[INPUT ROWS]
_____

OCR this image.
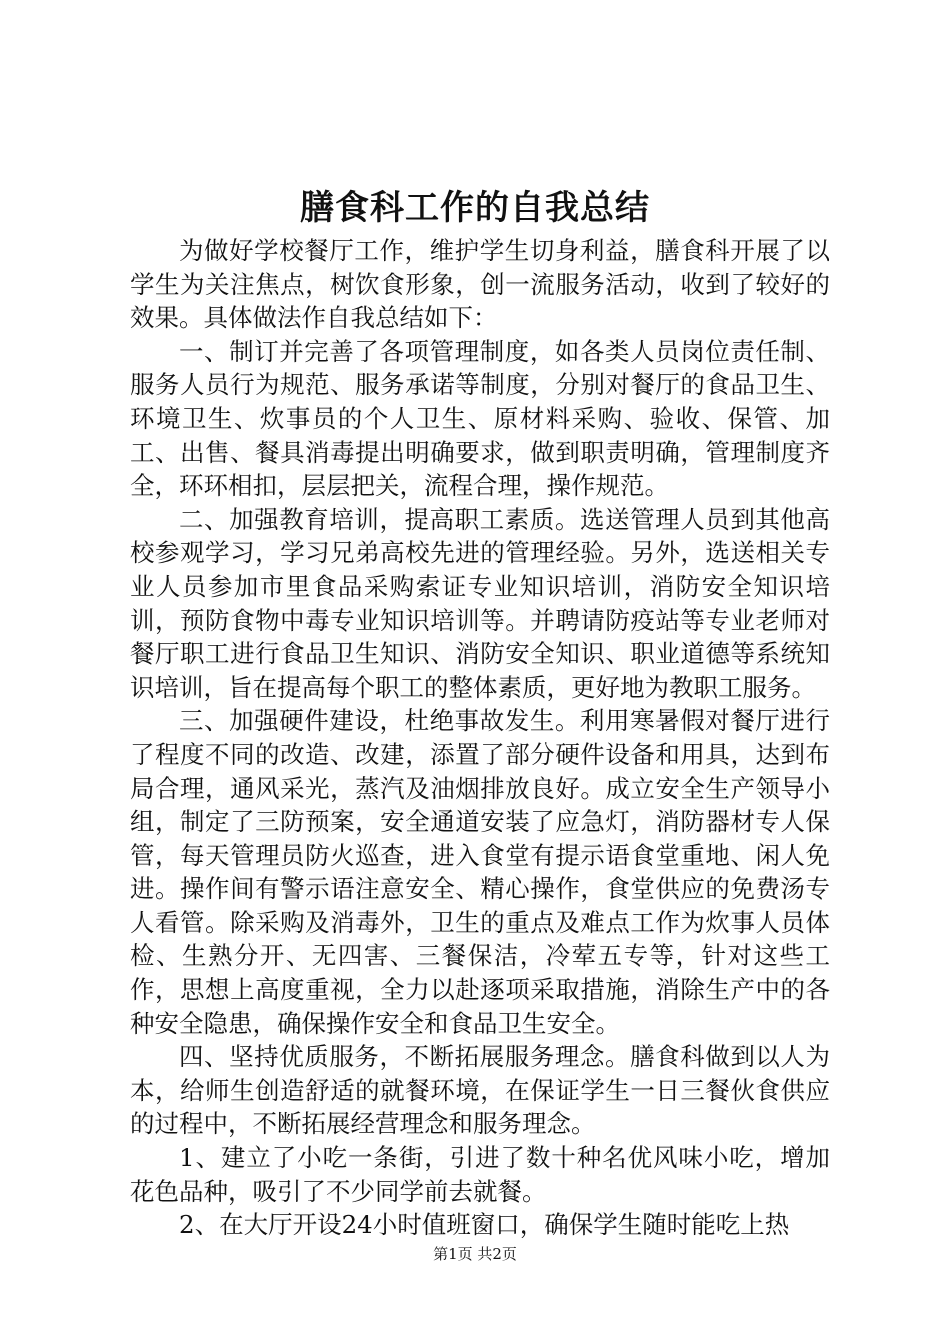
膳食科工作的自我总结

为做好学校餐厅工作，维护学生切身利益，膳食科开展了以学生为关注焦点，树饮食形象，创一流服务活动，收到了较好的效果。具体做法作自我总结如下：

一、制订并完善了各项管理制度，如各类人员岗位责任制、服务人员行为规范、服务承诺等制度，分别对餐厅的食品卫生、环境卫生、炊事员的个人卫生、原材料采购、验收、保管、加工、出售、餐具消毒提出明确要求，做到职责明确，管理制度齐全，环环相扣，层层把关，流程合理，操作规范。

二、加强教育培训，提高职工素质。选送管理人员到其他高校参观学习，学习兄弟高校先进的管理经验。另外，选送相关专业人员参加市里食品采购索证专业知识培训，消防安全知识培训，预防食物中毒专业知识培训等。并聘请防疫站等专业老师对餐厅职工进行食品卫生知识、消防安全知识、职业道德等系统知识培训，旨在提高每个职工的整体素质，更好地为教职工服务。

三、加强硬件建设，杜绝事故发生。利用寒暑假对餐厅进行了程度不同的改造、改建，添置了部分硬件设备和用具，达到布局合理，通风采光，蒸汽及油烟排放良好。成立安全生产领导小组，制定了三防预案，安全通道安装了应急灯，消防器材专人保管，每天管理员防火巡查，进入食堂有提示语食堂重地、闲人免进。操作间有警示语注意安全、精心操作，食堂供应的免费汤专人看管。除采购及消毒外，卫生的重点及难点工作为炊事人员体检、生熟分开、无四害、三餐保洁，冷荤五专等，针对这些工作，思想上高度重视，全力以赴逐项采取措施，消除生产中的各种安全隐患，确保操作安全和食品卫生安全。

四、坚持优质服务，不断拓展服务理念。膳食科做到以人为本，给师生创造舒适的就餐环境，在保证学生一日三餐伙食供应的过程中，不断拓展经营理念和服务理念。

1、建立了小吃一条街，引进了数十种名优风味小吃，增加花色品种，吸引了不少同学前去就餐。

2、在大厅开设24小时值班窗口，确保学生随时能吃上热

第1页 共2页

_____

[TASK DIRECTIONS]
Reproduce the full listing above verbatim, with no pictures included.

[TASK RESULT]
OCR this image.
膳食科工作的自我总结

为做好学校餐厅工作，维护学生切身利益，膳食科开展了以学生为关注焦点，树饮食形象，创一流服务活动，收到了较好的效果。具体做法作自我总结如下：

一、制订并完善了各项管理制度，如各类人员岗位责任制、服务人员行为规范、服务承诺等制度，分别对餐厅的食品卫生、环境卫生、炊事员的个人卫生、原材料采购、验收、保管、加工、出售、餐具消毒提出明确要求，做到职责明确，管理制度齐全，环环相扣，层层把关，流程合理，操作规范。

二、加强教育培训，提高职工素质。选送管理人员到其他高校参观学习，学习兄弟高校先进的管理经验。另外，选送相关专业人员参加市里食品采购索证专业知识培训，消防安全知识培训，预防食物中毒专业知识培训等。并聘请防疫站等专业老师对餐厅职工进行食品卫生知识、消防安全知识、职业道德等系统知识培训，旨在提高每个职工的整体素质，更好地为教职工服务。

三、加强硬件建设，杜绝事故发生。利用寒暑假对餐厅进行了程度不同的改造、改建，添置了部分硬件设备和用具，达到布局合理，通风采光，蒸汽及油烟排放良好。成立安全生产领导小组，制定了三防预案，安全通道安装了应急灯，消防器材专人保管，每天管理员防火巡查，进入食堂有提示语食堂重地、闲人免进。操作间有警示语注意安全、精心操作，食堂供应的免费汤专人看管。除采购及消毒外，卫生的重点及难点工作为炊事人员体检、生熟分开、无四害、三餐保洁，冷荤五专等，针对这些工作，思想上高度重视，全力以赴逐项采取措施，消除生产中的各种安全隐患，确保操作安全和食品卫生安全。

四、坚持优质服务，不断拓展服务理念。膳食科做到以人为本，给师生创造舒适的就餐环境，在保证学生一日三餐伙食供应的过程中，不断拓展经营理念和服务理念。

1、建立了小吃一条街，引进了数十种名优风味小吃，增加花色品种，吸引了不少同学前去就餐。

2、在大厅开设24小时值班窗口，确保学生随时能吃上热

第1页 共2页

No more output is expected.